[Entries from a dataset]
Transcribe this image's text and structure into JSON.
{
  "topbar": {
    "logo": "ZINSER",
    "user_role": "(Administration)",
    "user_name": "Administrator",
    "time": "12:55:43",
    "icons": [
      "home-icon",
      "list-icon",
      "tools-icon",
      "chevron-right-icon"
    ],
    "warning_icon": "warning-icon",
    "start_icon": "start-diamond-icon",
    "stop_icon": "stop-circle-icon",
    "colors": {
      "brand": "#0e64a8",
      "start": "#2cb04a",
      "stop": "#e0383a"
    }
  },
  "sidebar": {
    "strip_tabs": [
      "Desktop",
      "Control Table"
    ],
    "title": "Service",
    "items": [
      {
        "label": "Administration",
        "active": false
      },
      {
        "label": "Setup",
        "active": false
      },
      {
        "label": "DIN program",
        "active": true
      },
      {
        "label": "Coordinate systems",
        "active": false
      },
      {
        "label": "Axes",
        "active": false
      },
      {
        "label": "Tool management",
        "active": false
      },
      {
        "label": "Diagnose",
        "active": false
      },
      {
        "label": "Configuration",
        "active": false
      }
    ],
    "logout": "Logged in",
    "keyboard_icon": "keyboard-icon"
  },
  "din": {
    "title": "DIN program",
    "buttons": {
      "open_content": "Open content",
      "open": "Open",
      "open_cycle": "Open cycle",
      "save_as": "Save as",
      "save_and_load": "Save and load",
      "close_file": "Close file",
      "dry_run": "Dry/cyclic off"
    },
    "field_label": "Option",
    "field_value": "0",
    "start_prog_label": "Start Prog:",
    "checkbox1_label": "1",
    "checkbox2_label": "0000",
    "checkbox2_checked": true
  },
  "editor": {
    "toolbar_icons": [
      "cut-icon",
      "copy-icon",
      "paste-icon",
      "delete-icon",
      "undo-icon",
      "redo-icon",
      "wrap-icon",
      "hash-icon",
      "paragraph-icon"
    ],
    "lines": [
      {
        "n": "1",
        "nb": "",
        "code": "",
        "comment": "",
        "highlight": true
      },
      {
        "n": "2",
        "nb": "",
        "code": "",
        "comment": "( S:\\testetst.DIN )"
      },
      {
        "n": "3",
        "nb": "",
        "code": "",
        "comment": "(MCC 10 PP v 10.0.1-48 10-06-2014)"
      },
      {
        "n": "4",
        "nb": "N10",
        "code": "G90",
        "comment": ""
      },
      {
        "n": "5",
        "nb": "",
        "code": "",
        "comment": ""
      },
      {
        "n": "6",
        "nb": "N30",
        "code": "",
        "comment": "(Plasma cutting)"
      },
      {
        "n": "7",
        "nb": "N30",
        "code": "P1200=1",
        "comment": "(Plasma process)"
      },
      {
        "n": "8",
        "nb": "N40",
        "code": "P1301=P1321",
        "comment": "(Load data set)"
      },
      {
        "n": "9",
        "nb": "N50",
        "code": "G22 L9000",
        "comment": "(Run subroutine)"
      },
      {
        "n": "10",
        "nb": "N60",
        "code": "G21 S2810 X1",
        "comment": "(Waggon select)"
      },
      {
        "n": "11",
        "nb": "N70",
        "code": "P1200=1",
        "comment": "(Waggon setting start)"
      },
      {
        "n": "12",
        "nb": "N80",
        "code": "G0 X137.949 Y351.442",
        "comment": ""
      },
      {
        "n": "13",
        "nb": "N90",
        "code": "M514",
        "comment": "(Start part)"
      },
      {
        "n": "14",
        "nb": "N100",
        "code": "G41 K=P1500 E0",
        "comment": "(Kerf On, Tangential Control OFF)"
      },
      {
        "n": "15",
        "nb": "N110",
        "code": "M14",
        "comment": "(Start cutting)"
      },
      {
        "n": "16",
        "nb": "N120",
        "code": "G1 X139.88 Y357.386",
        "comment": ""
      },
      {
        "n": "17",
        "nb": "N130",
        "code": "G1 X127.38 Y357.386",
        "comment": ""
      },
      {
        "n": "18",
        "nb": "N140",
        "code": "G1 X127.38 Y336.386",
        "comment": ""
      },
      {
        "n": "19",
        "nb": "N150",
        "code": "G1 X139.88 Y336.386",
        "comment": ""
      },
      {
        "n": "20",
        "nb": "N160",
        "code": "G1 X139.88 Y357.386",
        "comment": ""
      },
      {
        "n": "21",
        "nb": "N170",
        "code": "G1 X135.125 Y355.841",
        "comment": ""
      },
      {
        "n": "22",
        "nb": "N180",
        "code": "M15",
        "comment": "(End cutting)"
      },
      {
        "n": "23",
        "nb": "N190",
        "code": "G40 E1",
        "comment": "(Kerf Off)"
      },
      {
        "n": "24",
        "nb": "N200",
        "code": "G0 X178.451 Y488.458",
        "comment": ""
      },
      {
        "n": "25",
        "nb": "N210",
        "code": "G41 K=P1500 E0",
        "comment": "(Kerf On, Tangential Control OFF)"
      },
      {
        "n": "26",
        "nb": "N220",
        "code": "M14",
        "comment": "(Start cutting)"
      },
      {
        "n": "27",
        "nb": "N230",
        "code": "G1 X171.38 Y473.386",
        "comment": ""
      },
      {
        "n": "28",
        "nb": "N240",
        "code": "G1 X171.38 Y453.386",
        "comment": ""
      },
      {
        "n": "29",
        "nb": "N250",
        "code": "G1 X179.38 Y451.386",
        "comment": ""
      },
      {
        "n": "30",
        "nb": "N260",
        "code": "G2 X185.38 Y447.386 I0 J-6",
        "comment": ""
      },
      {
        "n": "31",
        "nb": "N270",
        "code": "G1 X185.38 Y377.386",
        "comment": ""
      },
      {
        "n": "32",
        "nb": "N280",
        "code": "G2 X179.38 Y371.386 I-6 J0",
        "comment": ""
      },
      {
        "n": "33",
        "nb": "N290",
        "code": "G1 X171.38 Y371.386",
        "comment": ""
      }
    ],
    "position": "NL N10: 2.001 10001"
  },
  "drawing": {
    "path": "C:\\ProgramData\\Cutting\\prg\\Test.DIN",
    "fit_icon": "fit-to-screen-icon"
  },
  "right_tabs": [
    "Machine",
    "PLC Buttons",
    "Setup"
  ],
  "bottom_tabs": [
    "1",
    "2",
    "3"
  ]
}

> [Your instructions]:
Write out the full listing exactly as given.

> [Solution for this exercise]:
Transcribe this image's text and structure into JSON.
{
  "topbar": {
    "logo": "ZINSER",
    "user_role": "(Administration)",
    "user_name": "Administrator",
    "time": "12:55:43",
    "icons": [
      "home-icon",
      "list-icon",
      "tools-icon",
      "chevron-right-icon"
    ],
    "warning_icon": "warning-icon",
    "start_icon": "start-diamond-icon",
    "stop_icon": "stop-circle-icon",
    "colors": {
      "brand": "#0e64a8",
      "start": "#2cb04a",
      "stop": "#e0383a"
    }
  },
  "sidebar": {
    "strip_tabs": [
      "Desktop",
      "Control Table"
    ],
    "title": "Service",
    "items": [
      {
        "label": "Administration",
        "active": false
      },
      {
        "label": "Setup",
        "active": false
      },
      {
        "label": "DIN program",
        "active": true
      },
      {
        "label": "Coordinate systems",
        "active": false
      },
      {
        "label": "Axes",
        "active": false
      },
      {
        "label": "Tool management",
        "active": false
      },
      {
        "label": "Diagnose",
        "active": false
      },
      {
        "label": "Configuration",
        "active": false
      }
    ],
    "logout": "Logged in",
    "keyboard_icon": "keyboard-icon"
  },
  "din": {
    "title": "DIN program",
    "buttons": {
      "open_content": "Open content",
      "open": "Open",
      "open_cycle": "Open cycle",
      "save_as": "Save as",
      "save_and_load": "Save and load",
      "close_file": "Close file",
      "dry_run": "Dry/cyclic off"
    },
    "field_label": "Option",
    "field_value": "0",
    "start_prog_label": "Start Prog:",
    "checkbox1_label": "1",
    "checkbox2_label": "0000",
    "checkbox2_checked": true
  },
  "editor": {
    "toolbar_icons": [
      "cut-icon",
      "copy-icon",
      "paste-icon",
      "delete-icon",
      "undo-icon",
      "redo-icon",
      "wrap-icon",
      "hash-icon",
      "paragraph-icon"
    ],
    "lines": [
      {
        "n": "1",
        "nb": "",
        "code": "",
        "comment": "",
        "highlight": true
      },
      {
        "n": "2",
        "nb": "",
        "code": "",
        "comment": "( S:\\testetst.DIN )"
      },
      {
        "n": "3",
        "nb": "",
        "code": "",
        "comment": "(MCC 10 PP v 10.0.1-48 10-06-2014)"
      },
      {
        "n": "4",
        "nb": "N10",
        "code": "G90",
        "comment": ""
      },
      {
        "n": "5",
        "nb": "",
        "code": "",
        "comment": ""
      },
      {
        "n": "6",
        "nb": "N30",
        "code": "",
        "comment": "(Plasma cutting)"
      },
      {
        "n": "7",
        "nb": "N30",
        "code": "P1200=1",
        "comment": "(Plasma process)"
      },
      {
        "n": "8",
        "nb": "N40",
        "code": "P1301=P1321",
        "comment": "(Load data set)"
      },
      {
        "n": "9",
        "nb": "N50",
        "code": "G22 L9000",
        "comment": "(Run subroutine)"
      },
      {
        "n": "10",
        "nb": "N60",
        "code": "G21 S2810 X1",
        "comment": "(Waggon select)"
      },
      {
        "n": "11",
        "nb": "N70",
        "code": "P1200=1",
        "comment": "(Waggon setting start)"
      },
      {
        "n": "12",
        "nb": "N80",
        "code": "G0 X137.949 Y351.442",
        "comment": ""
      },
      {
        "n": "13",
        "nb": "N90",
        "code": "M514",
        "comment": "(Start part)"
      },
      {
        "n": "14",
        "nb": "N100",
        "code": "G41 K=P1500 E0",
        "comment": "(Kerf On, Tangential Control OFF)"
      },
      {
        "n": "15",
        "nb": "N110",
        "code": "M14",
        "comment": "(Start cutting)"
      },
      {
        "n": "16",
        "nb": "N120",
        "code": "G1 X139.88 Y357.386",
        "comment": ""
      },
      {
        "n": "17",
        "nb": "N130",
        "code": "G1 X127.38 Y357.386",
        "comment": ""
      },
      {
        "n": "18",
        "nb": "N140",
        "code": "G1 X127.38 Y336.386",
        "comment": ""
      },
      {
        "n": "19",
        "nb": "N150",
        "code": "G1 X139.88 Y336.386",
        "comment": ""
      },
      {
        "n": "20",
        "nb": "N160",
        "code": "G1 X139.88 Y357.386",
        "comment": ""
      },
      {
        "n": "21",
        "nb": "N170",
        "code": "G1 X135.125 Y355.841",
        "comment": ""
      },
      {
        "n": "22",
        "nb": "N180",
        "code": "M15",
        "comment": "(End cutting)"
      },
      {
        "n": "23",
        "nb": "N190",
        "code": "G40 E1",
        "comment": "(Kerf Off)"
      },
      {
        "n": "24",
        "nb": "N200",
        "code": "G0 X178.451 Y488.458",
        "comment": ""
      },
      {
        "n": "25",
        "nb": "N210",
        "code": "G41 K=P1500 E0",
        "comment": "(Kerf On, Tangential Control OFF)"
      },
      {
        "n": "26",
        "nb": "N220",
        "code": "M14",
        "comment": "(Start cutting)"
      },
      {
        "n": "27",
        "nb": "N230",
        "code": "G1 X171.38 Y473.386",
        "comment": ""
      },
      {
        "n": "28",
        "nb": "N240",
        "code": "G1 X171.38 Y453.386",
        "comment": ""
      },
      {
        "n": "29",
        "nb": "N250",
        "code": "G1 X179.38 Y451.386",
        "comment": ""
      },
      {
        "n": "30",
        "nb": "N260",
        "code": "G2 X185.38 Y447.386 I0 J-6",
        "comment": ""
      },
      {
        "n": "31",
        "nb": "N270",
        "code": "G1 X185.38 Y377.386",
        "comment": ""
      },
      {
        "n": "32",
        "nb": "N280",
        "code": "G2 X179.38 Y371.386 I-6 J0",
        "comment": ""
      },
      {
        "n": "33",
        "nb": "N290",
        "code": "G1 X171.38 Y371.386",
        "comment": ""
      }
    ],
    "position": "NL N10: 2.001 10001"
  },
  "drawing": {
    "path": "C:\\ProgramData\\Cutting\\prg\\Test.DIN",
    "fit_icon": "fit-to-screen-icon"
  },
  "right_tabs": [
    "Machine",
    "PLC Buttons",
    "Setup"
  ],
  "bottom_tabs": [
    "1",
    "2",
    "3"
  ]
}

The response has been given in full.